(Given instruction):
Tally the lines in the listing below that include "this". Answer with the count and nothing more.

(Provided records):
※ ※ ※
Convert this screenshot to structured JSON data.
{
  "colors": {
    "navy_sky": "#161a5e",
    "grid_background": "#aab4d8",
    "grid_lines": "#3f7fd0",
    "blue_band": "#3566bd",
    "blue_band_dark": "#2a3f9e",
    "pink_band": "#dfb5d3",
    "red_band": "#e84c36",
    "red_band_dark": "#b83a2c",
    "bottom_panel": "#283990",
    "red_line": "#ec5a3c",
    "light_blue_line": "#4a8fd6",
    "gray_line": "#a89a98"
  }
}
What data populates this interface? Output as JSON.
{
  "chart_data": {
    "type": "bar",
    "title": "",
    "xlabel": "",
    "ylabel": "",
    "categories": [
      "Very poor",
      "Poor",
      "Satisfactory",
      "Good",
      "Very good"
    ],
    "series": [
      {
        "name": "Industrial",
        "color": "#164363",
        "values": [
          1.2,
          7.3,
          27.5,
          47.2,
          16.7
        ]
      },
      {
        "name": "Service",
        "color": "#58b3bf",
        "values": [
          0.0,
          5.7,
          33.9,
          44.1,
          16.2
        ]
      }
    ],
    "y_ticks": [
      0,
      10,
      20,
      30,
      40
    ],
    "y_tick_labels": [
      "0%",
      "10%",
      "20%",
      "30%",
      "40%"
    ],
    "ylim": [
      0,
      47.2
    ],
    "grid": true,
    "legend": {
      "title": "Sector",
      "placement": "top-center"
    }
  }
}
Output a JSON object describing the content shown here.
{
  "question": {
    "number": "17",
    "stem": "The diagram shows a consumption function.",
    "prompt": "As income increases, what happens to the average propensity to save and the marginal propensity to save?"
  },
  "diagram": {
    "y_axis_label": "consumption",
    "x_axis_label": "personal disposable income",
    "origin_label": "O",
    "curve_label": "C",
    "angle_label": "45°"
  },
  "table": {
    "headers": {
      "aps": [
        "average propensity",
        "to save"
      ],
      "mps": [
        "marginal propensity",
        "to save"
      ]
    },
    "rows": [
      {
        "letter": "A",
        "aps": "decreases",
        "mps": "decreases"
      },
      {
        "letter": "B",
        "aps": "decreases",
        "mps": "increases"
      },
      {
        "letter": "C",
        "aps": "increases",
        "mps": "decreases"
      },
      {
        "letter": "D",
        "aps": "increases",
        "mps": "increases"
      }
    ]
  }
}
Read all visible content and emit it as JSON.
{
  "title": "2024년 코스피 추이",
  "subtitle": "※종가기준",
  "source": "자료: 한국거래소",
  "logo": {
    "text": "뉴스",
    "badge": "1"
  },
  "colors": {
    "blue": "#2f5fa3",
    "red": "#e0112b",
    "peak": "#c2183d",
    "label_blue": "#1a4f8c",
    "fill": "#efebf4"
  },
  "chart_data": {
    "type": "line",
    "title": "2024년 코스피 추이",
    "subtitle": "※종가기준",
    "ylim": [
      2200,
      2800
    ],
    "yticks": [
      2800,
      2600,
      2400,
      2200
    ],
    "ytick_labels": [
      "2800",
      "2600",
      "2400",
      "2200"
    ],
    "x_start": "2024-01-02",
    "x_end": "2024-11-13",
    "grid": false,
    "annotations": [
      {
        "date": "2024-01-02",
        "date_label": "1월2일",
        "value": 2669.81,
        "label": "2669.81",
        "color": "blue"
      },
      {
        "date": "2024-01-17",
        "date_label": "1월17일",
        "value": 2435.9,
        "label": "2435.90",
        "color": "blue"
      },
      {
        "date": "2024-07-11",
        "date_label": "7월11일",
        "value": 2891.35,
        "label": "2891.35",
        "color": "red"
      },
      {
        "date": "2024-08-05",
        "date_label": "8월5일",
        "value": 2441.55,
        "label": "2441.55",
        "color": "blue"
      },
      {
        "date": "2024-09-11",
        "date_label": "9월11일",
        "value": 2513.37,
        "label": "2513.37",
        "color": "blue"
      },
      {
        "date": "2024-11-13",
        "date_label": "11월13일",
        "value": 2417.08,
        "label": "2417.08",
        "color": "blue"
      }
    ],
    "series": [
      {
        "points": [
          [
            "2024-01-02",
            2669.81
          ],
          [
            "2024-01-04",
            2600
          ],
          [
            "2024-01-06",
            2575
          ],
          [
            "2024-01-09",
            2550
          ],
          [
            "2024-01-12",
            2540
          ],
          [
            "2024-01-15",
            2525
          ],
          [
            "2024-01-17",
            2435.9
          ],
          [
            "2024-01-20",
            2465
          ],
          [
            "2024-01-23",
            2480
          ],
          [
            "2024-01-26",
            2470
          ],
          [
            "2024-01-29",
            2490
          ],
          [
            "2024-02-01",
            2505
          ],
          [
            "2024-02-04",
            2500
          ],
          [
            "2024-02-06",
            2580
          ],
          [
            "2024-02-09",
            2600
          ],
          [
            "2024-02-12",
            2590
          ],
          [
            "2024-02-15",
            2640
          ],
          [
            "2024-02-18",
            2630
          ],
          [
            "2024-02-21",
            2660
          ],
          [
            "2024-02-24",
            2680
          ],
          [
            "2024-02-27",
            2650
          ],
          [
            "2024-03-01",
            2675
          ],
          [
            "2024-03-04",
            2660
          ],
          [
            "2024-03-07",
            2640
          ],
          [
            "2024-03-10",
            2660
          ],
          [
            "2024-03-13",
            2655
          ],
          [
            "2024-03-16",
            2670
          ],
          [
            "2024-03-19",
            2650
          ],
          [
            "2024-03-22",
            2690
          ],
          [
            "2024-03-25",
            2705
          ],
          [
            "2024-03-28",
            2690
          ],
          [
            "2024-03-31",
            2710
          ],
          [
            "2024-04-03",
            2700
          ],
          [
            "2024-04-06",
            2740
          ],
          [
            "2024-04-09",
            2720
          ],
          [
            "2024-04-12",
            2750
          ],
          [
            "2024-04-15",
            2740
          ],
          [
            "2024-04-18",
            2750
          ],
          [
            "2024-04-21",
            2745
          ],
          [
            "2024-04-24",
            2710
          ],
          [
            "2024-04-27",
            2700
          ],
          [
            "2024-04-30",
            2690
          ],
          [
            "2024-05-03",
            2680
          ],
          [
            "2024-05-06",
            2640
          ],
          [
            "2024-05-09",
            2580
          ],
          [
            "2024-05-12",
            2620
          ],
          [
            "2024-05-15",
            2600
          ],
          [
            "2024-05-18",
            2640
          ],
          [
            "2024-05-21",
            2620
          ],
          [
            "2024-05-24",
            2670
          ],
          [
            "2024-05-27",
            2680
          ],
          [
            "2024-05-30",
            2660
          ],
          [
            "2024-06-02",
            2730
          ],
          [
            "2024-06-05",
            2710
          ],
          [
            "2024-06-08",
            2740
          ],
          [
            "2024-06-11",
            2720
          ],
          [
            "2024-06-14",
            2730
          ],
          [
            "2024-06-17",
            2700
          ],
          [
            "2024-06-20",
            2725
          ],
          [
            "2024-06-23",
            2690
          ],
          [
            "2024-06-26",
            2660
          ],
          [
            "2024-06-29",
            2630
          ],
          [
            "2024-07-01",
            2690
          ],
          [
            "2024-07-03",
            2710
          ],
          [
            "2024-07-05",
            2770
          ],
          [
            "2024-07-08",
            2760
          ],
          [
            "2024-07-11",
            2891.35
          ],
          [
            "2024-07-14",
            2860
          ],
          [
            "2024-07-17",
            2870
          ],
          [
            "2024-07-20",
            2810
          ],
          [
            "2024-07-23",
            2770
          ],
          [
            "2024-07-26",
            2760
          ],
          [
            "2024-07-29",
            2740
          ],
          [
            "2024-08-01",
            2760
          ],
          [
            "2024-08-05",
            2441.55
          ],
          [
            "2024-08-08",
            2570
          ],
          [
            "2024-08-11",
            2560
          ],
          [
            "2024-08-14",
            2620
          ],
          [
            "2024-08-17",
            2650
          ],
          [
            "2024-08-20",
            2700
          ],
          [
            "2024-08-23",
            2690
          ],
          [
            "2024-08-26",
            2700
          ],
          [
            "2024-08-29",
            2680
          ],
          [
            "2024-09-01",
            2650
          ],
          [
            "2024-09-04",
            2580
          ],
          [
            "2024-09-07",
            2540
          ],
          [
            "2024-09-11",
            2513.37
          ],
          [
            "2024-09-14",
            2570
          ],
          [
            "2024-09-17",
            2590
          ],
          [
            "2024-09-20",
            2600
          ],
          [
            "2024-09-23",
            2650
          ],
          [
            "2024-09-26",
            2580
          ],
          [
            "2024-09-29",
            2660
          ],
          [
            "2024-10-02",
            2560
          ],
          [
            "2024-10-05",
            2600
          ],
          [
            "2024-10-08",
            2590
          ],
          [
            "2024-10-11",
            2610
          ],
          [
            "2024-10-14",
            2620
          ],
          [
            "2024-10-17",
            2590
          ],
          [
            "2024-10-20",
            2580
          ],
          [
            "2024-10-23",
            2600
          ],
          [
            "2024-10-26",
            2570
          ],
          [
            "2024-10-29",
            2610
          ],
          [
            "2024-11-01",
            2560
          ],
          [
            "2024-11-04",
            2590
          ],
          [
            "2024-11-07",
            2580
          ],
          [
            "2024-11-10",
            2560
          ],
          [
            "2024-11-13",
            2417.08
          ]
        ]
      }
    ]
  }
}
※ ※ ※
(Exercise solution):
2